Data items
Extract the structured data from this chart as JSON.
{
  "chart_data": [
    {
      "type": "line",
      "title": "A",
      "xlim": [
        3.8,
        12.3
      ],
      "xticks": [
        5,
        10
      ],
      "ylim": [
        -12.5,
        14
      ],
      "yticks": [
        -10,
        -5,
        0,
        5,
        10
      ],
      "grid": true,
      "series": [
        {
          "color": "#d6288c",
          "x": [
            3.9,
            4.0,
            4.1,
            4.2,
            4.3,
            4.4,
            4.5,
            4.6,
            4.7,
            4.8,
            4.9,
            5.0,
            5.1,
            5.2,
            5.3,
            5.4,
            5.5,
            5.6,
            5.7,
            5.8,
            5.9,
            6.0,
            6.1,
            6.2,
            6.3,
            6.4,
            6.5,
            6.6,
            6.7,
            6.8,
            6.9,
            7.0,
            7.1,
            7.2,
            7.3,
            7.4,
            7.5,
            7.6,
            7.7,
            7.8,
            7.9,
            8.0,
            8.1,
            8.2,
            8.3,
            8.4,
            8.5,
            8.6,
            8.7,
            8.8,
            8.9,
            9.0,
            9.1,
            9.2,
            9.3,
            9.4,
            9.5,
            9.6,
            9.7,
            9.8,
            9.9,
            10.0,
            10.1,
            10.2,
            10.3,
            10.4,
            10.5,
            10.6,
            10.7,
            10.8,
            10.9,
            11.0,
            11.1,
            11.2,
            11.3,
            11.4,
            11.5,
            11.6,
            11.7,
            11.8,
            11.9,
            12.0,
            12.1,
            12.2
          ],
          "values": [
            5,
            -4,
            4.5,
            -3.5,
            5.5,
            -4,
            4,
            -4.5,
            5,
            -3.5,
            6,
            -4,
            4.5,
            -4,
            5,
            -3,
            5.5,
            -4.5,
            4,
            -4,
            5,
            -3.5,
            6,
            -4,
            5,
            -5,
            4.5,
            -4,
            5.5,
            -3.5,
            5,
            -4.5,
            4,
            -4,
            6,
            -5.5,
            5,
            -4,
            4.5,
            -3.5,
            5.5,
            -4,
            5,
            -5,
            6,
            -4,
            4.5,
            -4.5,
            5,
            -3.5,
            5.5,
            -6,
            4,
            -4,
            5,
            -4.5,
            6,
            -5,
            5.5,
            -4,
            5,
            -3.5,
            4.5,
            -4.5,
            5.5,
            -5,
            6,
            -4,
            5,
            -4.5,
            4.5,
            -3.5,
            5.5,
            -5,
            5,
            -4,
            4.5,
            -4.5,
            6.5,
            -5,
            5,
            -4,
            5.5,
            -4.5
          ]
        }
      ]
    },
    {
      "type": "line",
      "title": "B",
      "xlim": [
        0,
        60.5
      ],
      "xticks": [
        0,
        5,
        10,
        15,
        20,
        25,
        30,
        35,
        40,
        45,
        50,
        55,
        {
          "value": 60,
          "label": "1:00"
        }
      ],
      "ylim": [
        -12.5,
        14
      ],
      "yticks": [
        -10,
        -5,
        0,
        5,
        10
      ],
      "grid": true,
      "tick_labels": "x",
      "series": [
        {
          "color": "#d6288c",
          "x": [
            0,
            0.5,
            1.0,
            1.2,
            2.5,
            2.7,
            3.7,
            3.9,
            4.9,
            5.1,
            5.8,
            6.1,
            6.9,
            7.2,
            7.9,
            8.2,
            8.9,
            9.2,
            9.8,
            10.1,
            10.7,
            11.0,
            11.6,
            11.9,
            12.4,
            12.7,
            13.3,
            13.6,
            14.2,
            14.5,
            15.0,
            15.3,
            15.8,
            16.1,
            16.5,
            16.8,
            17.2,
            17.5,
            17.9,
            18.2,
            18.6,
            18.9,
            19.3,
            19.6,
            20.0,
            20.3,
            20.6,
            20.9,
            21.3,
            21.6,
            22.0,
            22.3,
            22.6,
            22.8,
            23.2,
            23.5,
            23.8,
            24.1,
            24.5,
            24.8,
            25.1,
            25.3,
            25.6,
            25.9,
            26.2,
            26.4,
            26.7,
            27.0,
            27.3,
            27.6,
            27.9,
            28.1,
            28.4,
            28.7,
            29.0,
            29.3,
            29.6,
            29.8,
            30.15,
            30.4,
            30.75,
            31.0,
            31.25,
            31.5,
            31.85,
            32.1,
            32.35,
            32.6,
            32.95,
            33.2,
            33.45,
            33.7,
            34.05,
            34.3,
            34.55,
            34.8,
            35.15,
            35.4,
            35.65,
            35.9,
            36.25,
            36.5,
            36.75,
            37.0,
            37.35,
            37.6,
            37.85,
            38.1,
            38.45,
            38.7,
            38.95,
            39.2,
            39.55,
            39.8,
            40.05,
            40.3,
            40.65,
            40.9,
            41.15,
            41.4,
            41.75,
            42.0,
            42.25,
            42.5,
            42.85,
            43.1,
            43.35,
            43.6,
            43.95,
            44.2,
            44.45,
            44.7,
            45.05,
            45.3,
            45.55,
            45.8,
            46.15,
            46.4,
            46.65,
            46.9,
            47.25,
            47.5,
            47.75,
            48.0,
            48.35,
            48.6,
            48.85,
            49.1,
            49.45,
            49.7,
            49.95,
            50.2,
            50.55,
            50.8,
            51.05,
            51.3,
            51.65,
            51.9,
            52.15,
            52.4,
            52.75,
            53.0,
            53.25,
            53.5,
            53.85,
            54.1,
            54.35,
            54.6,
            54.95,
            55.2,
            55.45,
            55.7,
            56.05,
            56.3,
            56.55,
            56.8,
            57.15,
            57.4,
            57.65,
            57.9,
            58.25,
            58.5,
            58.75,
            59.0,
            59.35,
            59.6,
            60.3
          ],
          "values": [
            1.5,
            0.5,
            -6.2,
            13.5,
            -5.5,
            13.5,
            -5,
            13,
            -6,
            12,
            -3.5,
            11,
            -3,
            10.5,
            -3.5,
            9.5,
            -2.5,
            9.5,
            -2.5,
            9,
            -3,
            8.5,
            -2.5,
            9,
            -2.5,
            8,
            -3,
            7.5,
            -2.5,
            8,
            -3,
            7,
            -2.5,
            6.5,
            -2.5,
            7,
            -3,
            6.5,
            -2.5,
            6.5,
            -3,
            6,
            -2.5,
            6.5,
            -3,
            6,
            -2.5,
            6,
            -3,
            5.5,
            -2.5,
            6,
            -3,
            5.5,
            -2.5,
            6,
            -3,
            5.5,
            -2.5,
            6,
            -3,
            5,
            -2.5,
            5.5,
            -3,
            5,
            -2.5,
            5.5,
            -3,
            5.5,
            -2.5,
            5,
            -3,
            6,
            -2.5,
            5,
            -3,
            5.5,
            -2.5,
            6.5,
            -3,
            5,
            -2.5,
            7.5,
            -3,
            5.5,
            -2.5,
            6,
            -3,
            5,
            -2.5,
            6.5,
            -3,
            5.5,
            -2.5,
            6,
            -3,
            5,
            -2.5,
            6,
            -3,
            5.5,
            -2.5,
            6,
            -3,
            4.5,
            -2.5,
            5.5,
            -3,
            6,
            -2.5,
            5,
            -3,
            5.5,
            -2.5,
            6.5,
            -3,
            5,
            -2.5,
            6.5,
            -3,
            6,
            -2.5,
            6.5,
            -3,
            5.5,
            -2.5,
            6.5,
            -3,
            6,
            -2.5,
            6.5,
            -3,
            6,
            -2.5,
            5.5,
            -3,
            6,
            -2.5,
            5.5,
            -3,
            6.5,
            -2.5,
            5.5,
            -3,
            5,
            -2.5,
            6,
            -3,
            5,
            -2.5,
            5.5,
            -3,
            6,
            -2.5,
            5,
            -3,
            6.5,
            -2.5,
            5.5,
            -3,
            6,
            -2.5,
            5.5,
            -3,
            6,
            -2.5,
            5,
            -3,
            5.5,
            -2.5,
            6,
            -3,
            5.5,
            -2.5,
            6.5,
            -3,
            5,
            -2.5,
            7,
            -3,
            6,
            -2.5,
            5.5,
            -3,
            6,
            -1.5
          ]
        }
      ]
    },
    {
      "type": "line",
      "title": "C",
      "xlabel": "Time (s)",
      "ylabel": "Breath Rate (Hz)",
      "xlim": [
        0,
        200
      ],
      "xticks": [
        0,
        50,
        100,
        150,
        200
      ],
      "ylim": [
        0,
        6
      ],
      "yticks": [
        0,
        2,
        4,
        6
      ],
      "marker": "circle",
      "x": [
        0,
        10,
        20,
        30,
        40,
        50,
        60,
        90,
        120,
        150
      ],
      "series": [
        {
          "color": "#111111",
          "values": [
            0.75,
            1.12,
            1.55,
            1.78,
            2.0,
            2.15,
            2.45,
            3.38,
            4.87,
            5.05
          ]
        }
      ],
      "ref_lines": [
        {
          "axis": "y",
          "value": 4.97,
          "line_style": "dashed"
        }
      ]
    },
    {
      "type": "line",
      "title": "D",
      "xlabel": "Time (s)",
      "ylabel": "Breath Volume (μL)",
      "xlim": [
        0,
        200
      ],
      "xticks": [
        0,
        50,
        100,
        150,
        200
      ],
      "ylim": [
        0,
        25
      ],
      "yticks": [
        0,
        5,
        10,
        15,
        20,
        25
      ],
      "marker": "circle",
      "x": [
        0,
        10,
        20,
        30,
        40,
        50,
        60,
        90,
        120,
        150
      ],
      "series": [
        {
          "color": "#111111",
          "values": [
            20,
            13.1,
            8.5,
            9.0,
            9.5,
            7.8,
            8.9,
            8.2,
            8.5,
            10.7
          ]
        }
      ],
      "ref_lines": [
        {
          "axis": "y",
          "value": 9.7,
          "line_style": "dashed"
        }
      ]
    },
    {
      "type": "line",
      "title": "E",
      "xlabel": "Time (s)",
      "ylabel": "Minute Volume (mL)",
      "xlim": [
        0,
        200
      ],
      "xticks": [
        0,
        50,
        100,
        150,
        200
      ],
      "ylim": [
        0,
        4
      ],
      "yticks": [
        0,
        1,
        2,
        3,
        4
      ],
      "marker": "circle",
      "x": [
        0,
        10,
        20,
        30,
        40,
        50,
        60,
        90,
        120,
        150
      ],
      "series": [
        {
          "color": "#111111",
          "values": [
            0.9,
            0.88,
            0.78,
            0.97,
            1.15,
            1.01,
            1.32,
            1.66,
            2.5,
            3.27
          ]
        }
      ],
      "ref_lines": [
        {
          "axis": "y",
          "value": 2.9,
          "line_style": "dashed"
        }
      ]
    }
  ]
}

**Problem**
Copy each line of the data that contains the word "ylabel".

**Final result**
      "ylabel": "Breath Rate (Hz)",
      "ylabel": "Breath Volume (μL)",
      "ylabel": "Minute Volume (mL)",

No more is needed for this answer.